• _Stated problem_: Within the material below, find each line bearing the word "Tercio" and present it.

• _Provided material_:
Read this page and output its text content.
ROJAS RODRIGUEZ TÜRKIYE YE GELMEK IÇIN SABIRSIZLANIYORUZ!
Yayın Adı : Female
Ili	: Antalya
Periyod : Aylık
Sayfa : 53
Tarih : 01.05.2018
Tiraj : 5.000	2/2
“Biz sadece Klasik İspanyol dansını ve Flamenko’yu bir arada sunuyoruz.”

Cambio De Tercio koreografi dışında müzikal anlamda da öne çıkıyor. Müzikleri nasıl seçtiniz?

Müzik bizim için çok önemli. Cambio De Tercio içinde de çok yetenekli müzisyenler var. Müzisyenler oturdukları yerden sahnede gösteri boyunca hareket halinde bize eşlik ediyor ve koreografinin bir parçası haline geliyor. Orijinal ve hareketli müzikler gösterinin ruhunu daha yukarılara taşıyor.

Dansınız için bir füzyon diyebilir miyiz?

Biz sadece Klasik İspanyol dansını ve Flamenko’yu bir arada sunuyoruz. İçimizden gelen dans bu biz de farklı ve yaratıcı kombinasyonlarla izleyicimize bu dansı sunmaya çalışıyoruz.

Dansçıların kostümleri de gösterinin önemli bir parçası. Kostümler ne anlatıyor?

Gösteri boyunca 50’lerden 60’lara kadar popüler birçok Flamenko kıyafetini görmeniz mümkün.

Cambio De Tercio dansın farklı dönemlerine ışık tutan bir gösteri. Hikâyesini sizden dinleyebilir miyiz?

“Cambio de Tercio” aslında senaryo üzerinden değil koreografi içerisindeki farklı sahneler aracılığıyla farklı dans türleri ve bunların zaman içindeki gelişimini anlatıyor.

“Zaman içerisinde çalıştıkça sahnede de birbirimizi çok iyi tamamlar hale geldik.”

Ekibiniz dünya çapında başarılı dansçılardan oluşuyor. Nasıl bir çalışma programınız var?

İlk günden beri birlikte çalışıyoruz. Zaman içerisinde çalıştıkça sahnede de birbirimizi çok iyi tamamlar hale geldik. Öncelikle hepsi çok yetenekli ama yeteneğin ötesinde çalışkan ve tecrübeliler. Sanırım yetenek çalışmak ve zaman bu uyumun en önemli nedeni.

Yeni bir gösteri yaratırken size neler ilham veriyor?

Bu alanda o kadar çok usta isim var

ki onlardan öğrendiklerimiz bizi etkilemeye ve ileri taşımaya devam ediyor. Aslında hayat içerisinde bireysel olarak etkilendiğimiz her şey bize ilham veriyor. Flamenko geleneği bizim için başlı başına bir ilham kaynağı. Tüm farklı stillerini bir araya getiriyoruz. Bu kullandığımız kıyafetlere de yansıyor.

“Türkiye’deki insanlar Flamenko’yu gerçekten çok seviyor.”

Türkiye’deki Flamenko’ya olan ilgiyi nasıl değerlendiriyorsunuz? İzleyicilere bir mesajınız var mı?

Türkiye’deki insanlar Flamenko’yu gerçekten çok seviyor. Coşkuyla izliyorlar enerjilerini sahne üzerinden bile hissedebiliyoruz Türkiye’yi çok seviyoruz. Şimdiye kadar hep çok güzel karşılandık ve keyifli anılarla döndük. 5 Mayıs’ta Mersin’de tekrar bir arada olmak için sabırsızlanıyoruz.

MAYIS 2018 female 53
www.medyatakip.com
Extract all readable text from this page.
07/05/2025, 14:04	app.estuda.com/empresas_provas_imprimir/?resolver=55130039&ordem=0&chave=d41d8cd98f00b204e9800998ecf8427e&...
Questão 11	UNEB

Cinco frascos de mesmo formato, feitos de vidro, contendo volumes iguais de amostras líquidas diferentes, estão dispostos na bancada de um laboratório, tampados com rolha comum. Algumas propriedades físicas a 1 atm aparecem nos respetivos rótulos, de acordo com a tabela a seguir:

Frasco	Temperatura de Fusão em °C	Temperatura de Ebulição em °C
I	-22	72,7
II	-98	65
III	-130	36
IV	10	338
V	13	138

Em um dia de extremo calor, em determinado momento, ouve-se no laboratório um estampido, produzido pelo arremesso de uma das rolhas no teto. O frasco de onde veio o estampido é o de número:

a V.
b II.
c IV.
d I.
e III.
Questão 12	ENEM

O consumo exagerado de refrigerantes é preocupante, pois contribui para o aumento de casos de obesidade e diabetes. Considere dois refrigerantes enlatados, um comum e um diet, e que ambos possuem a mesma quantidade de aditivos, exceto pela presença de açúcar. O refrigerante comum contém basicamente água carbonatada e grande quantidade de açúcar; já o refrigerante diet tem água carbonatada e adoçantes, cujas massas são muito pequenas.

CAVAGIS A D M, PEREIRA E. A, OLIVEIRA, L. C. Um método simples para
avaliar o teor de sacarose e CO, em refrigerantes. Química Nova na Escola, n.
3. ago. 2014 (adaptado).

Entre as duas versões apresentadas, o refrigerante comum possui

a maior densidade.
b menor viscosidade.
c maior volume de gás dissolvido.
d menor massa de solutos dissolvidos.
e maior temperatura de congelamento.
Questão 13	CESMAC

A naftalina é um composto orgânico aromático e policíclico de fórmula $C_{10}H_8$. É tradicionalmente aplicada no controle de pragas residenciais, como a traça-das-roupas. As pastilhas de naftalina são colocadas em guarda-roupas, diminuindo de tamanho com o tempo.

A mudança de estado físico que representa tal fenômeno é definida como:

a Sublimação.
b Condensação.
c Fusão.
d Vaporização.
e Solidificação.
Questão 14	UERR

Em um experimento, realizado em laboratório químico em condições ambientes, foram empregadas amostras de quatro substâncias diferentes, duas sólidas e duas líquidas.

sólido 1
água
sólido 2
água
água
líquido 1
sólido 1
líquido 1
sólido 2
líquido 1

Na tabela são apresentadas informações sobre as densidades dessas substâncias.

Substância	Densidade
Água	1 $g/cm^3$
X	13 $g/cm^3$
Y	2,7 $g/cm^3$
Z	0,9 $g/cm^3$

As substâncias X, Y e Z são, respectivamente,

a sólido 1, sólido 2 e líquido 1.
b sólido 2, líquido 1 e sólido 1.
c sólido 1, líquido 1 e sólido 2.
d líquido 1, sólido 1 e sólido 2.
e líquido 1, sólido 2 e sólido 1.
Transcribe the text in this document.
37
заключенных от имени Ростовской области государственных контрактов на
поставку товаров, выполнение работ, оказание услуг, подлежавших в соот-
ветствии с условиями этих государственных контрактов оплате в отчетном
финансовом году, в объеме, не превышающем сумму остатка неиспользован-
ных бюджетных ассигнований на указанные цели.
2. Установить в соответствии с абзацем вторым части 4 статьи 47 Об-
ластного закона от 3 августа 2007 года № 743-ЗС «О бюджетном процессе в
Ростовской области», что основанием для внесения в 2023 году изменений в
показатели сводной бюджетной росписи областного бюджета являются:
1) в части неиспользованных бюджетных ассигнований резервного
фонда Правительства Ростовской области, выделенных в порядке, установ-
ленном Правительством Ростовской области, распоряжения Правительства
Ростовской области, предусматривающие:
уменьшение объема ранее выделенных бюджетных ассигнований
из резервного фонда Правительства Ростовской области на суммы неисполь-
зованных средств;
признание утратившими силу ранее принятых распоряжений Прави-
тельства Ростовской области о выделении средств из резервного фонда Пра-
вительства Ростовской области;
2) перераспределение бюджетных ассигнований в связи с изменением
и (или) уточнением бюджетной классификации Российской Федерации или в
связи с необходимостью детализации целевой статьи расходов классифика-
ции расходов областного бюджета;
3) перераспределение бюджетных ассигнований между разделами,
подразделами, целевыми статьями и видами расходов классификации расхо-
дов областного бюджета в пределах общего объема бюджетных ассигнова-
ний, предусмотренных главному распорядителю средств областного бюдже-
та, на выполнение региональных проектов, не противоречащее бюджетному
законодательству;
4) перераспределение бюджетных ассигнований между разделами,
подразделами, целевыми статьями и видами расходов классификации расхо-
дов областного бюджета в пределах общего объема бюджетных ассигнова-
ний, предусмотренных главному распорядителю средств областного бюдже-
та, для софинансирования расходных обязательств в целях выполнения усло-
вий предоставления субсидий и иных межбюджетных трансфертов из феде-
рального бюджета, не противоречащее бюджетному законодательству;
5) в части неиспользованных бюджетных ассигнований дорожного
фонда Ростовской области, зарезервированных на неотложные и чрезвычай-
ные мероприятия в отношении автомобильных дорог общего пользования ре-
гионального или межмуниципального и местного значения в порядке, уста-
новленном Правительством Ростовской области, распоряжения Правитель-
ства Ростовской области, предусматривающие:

• _Solution for this problem_:
Cambio De Tercio koreografi dışında müzikal anlamda da öne çıkıyor. Müzikleri nasıl seçtiniz?
Müzik bizim için çok önemli. Cambio De Tercio içinde de çok yetenekli müzisyenler var. Müzisyenler oturdukları yerden sahnede gösteri boyunca hareket halinde bize eşlik ediyor ve koreografinin bir parçası haline geliyor. Orijinal ve hareketli müzikler gösterinin ruhunu daha yukarılara taşıyor.
Cambio De Tercio dansın farklı dönemlerine ışık tutan bir gösteri. Hikâyesini sizden dinleyebilir miyiz?
“Cambio de Tercio” aslında senaryo üzerinden değil koreografi içerisindeki farklı sahneler aracılığıyla farklı dans türleri ve bunların zaman içindeki gelişimini anlatıyor.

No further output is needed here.